● **TASK OBJECTIVE**: Copy out the entries below precisely; nothing is to be omitted.

Data extracted from a collection
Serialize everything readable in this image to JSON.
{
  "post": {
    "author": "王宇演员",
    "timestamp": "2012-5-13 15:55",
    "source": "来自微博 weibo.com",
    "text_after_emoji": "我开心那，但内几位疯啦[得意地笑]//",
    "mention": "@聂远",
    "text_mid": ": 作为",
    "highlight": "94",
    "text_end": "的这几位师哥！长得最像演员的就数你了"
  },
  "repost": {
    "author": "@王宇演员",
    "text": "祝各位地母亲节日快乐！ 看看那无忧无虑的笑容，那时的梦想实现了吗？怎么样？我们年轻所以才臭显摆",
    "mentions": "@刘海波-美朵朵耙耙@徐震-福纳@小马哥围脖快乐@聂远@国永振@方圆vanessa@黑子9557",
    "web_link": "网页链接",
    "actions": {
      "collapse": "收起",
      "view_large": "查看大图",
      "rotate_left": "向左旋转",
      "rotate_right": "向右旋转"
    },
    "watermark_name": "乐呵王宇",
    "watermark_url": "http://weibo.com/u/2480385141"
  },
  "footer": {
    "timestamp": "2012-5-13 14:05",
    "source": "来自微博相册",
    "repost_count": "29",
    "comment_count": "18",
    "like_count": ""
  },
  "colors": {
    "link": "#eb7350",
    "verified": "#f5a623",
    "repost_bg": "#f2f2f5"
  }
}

● **FINAL RESULT**:
Serialize everything readable in this image to JSON.
{
  "post": {
    "author": "王宇演员",
    "timestamp": "2012-5-13 15:55",
    "source": "来自微博 weibo.com",
    "text_after_emoji": "我开心那，但内几位疯啦[得意地笑]//",
    "mention": "@聂远",
    "text_mid": ": 作为",
    "highlight": "94",
    "text_end": "的这几位师哥！长得最像演员的就数你了"
  },
  "repost": {
    "author": "@王宇演员",
    "text": "祝各位地母亲节日快乐！ 看看那无忧无虑的笑容，那时的梦想实现了吗？怎么样？我们年轻所以才臭显摆",
    "mentions": "@刘海波-美朵朵耙耙@徐震-福纳@小马哥围脖快乐@聂远@国永振@方圆vanessa@黑子9557",
    "web_link": "网页链接",
    "actions": {
      "collapse": "收起",
      "view_large": "查看大图",
      "rotate_left": "向左旋转",
      "rotate_right": "向右旋转"
    },
    "watermark_name": "乐呵王宇",
    "watermark_url": "http://weibo.com/u/2480385141"
  },
  "footer": {
    "timestamp": "2012-5-13 14:05",
    "source": "来自微博相册",
    "repost_count": "29",
    "comment_count": "18",
    "like_count": ""
  },
  "colors": {
    "link": "#eb7350",
    "verified": "#f5a623",
    "repost_bg": "#f2f2f5"
  }
}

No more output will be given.